Records contained in a dataset
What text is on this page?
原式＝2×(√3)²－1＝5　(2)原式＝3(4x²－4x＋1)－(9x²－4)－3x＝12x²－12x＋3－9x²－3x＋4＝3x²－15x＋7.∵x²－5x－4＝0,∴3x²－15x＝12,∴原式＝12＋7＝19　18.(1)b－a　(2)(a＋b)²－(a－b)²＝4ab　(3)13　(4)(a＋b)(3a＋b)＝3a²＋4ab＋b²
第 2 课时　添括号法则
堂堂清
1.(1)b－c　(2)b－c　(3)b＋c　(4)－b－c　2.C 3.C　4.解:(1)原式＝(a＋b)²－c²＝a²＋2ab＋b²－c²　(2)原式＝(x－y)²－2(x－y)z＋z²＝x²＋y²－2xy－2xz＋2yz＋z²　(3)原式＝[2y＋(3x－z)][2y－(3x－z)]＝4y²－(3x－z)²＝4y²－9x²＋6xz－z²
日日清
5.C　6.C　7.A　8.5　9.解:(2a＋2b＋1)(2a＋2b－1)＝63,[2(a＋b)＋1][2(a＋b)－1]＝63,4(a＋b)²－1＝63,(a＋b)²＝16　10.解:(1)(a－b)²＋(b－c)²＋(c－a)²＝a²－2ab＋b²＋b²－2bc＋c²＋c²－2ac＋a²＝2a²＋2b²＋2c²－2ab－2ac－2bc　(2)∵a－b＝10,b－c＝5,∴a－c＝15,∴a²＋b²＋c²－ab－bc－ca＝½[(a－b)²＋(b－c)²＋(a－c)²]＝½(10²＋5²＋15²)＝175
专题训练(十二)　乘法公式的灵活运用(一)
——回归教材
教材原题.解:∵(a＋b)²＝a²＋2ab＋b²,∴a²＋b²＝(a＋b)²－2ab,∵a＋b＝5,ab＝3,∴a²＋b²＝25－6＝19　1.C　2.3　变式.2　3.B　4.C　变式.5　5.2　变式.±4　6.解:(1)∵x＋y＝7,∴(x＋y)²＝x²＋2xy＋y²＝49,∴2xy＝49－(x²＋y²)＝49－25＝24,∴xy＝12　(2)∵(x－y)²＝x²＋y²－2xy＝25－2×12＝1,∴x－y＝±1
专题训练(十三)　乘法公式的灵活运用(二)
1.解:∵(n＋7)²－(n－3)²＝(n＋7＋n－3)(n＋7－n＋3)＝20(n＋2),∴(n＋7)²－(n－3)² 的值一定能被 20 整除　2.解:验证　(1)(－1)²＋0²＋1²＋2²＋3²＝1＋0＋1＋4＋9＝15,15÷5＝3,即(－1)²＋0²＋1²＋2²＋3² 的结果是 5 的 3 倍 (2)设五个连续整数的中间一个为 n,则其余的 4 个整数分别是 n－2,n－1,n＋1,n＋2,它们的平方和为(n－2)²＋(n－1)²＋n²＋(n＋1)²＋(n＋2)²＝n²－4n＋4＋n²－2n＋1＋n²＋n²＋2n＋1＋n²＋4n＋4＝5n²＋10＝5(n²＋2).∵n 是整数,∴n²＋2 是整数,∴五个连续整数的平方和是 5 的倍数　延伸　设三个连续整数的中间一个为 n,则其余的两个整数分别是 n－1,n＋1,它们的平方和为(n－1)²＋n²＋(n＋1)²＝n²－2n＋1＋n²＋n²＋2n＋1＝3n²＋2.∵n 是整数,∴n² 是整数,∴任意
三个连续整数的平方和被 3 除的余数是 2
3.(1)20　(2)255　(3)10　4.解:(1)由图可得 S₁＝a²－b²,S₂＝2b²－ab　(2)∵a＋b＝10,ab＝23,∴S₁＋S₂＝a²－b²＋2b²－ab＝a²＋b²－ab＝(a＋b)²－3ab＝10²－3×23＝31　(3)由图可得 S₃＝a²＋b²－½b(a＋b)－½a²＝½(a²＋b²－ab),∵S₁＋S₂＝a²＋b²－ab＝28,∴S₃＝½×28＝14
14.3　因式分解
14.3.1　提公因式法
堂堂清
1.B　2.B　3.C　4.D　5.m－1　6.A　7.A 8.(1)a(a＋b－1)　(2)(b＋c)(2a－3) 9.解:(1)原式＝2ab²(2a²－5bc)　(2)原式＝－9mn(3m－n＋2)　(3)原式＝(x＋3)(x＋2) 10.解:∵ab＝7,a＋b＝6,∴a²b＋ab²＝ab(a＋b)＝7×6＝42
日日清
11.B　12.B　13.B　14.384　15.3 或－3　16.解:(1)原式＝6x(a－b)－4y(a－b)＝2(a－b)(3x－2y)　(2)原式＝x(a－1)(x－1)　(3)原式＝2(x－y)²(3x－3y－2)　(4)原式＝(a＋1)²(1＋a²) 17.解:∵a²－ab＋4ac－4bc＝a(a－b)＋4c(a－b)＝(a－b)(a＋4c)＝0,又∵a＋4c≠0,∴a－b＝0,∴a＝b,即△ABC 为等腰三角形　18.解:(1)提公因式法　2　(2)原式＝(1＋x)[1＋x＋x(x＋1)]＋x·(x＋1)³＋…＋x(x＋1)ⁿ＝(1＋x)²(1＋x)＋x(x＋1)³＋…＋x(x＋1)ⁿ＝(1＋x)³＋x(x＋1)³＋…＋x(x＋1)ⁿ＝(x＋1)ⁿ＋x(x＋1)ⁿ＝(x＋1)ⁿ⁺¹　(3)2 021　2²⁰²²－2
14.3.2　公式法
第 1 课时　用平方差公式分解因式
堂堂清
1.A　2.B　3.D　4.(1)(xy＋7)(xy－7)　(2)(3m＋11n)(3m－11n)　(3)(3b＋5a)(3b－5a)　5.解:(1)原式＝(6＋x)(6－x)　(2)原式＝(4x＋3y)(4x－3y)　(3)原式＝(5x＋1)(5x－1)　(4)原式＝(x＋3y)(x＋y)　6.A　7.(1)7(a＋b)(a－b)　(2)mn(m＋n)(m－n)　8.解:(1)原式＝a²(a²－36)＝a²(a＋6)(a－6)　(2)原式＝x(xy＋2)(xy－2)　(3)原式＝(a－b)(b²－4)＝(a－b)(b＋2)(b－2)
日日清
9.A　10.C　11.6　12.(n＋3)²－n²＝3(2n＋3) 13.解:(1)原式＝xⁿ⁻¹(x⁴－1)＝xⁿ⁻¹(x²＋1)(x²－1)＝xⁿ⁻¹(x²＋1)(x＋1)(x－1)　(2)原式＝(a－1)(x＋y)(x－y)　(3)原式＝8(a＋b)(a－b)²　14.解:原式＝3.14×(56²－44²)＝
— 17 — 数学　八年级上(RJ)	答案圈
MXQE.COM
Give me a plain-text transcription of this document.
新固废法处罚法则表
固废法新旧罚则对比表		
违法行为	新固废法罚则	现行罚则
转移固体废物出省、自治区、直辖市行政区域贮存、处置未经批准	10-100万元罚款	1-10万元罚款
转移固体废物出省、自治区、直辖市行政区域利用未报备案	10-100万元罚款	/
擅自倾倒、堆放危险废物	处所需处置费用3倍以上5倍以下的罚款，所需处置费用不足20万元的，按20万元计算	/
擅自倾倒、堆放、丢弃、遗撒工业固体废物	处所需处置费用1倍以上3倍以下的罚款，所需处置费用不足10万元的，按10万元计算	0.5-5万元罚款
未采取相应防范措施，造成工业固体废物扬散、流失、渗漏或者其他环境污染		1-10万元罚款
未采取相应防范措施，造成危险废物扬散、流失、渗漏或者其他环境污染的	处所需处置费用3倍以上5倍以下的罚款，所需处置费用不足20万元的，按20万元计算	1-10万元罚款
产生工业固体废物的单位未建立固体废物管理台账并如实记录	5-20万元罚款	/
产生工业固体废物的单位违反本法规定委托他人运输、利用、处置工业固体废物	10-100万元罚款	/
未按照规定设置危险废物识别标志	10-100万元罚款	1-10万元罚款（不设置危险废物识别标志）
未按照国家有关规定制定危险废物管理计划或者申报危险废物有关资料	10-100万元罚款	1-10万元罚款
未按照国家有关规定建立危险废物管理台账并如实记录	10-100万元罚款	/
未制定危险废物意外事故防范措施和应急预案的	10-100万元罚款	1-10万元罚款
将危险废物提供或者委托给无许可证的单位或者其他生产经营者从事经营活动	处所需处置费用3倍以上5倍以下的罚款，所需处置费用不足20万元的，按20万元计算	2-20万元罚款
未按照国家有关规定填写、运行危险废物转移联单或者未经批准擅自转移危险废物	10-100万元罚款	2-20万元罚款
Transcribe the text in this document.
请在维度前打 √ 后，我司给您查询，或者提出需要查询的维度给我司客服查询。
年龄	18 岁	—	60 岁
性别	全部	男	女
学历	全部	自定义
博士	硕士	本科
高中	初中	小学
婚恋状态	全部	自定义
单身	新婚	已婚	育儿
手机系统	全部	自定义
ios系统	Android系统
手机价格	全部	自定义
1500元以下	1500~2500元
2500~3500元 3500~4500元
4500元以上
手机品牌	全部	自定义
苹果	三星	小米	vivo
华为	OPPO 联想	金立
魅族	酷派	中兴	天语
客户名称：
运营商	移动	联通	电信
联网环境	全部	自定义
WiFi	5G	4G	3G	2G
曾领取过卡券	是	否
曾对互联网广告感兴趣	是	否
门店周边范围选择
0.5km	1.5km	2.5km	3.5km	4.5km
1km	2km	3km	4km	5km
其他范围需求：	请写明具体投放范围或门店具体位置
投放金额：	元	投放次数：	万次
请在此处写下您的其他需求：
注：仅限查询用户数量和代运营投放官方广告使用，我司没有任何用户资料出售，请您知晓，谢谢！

_WHAT YOU NEED TO DO:_
Only a number is wanted: how many lines contain "转移固体废物出省"?

_EXERCISE RESULT:_
2